Data records:
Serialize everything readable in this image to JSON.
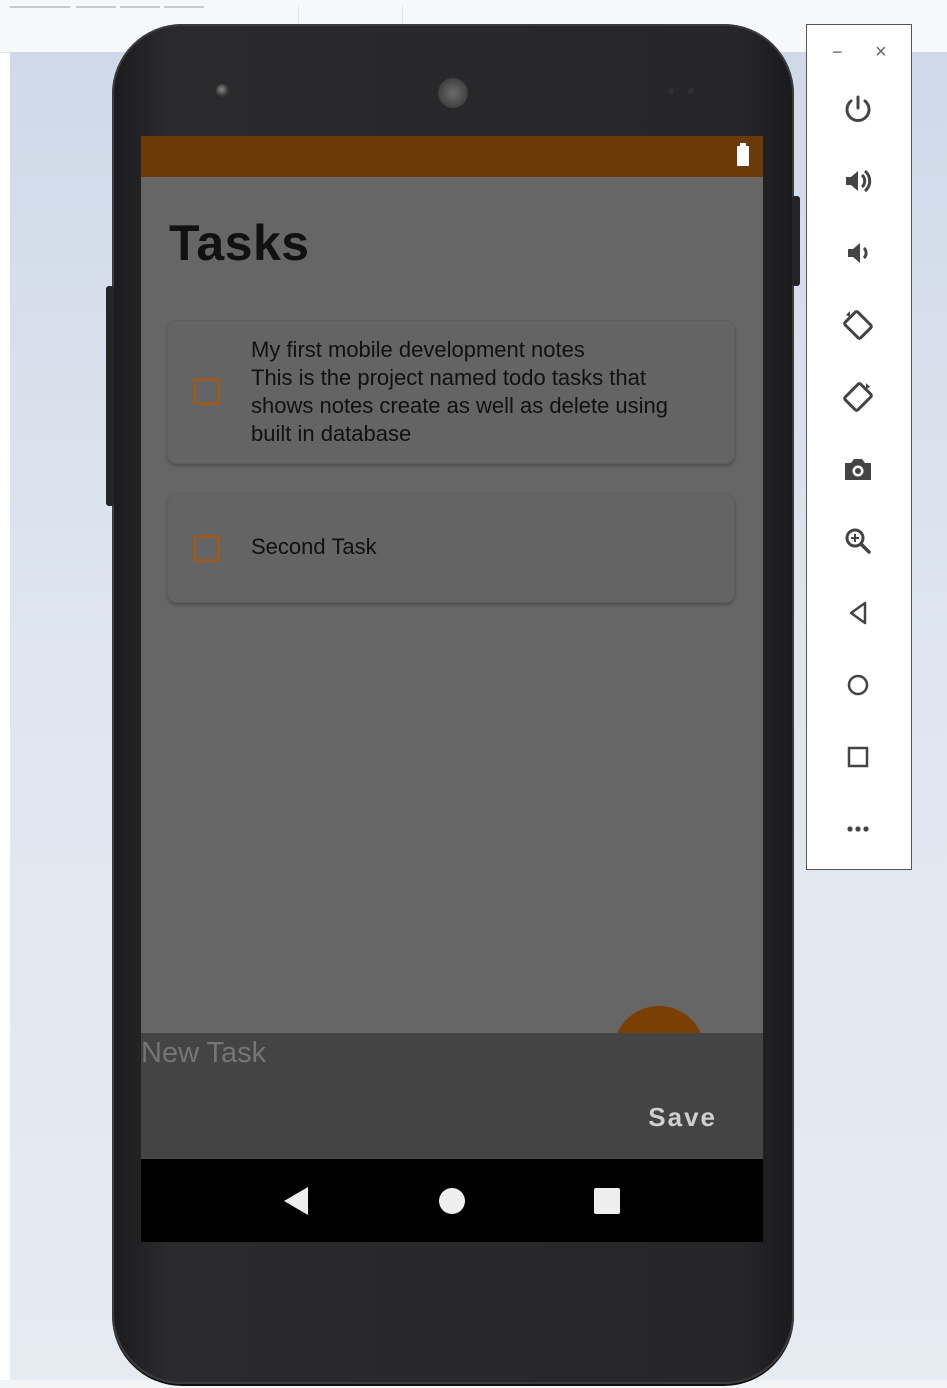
{
  "app": {
    "title": "Tasks",
    "tasks": [
      {
        "checked": false,
        "lines": [
          "My first mobile development notes",
          "This is the project named todo tasks that",
          "shows notes create as well as delete using",
          "built in database"
        ]
      },
      {
        "checked": false,
        "lines": [
          "Second Task"
        ]
      }
    ],
    "new_task": {
      "placeholder": "New Task",
      "value": ""
    },
    "save_label": "Save"
  },
  "toolbar": {
    "minimize": "−",
    "close": "×",
    "tools": [
      "power-icon",
      "volume-up-icon",
      "volume-down-icon",
      "rotate-left-icon",
      "rotate-right-icon",
      "camera-icon",
      "zoom-icon",
      "back-icon",
      "home-icon",
      "overview-icon",
      "more-icon"
    ]
  },
  "colors": {
    "status_bar": "#6b3a06",
    "accent": "#9a5a24",
    "screen_dim": "#666666",
    "sheet": "#444444"
  }
}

— Aim —
Take the entries shown above and quote them verbatim, passing over the pictures.

— Worked answer —
Serialize everything readable in this image to JSON.
{
  "app": {
    "title": "Tasks",
    "tasks": [
      {
        "checked": false,
        "lines": [
          "My first mobile development notes",
          "This is the project named todo tasks that",
          "shows notes create as well as delete using",
          "built in database"
        ]
      },
      {
        "checked": false,
        "lines": [
          "Second Task"
        ]
      }
    ],
    "new_task": {
      "placeholder": "New Task",
      "value": ""
    },
    "save_label": "Save"
  },
  "toolbar": {
    "minimize": "−",
    "close": "×",
    "tools": [
      "power-icon",
      "volume-up-icon",
      "volume-down-icon",
      "rotate-left-icon",
      "rotate-right-icon",
      "camera-icon",
      "zoom-icon",
      "back-icon",
      "home-icon",
      "overview-icon",
      "more-icon"
    ]
  },
  "colors": {
    "status_bar": "#6b3a06",
    "accent": "#9a5a24",
    "screen_dim": "#666666",
    "sheet": "#444444"
  }
}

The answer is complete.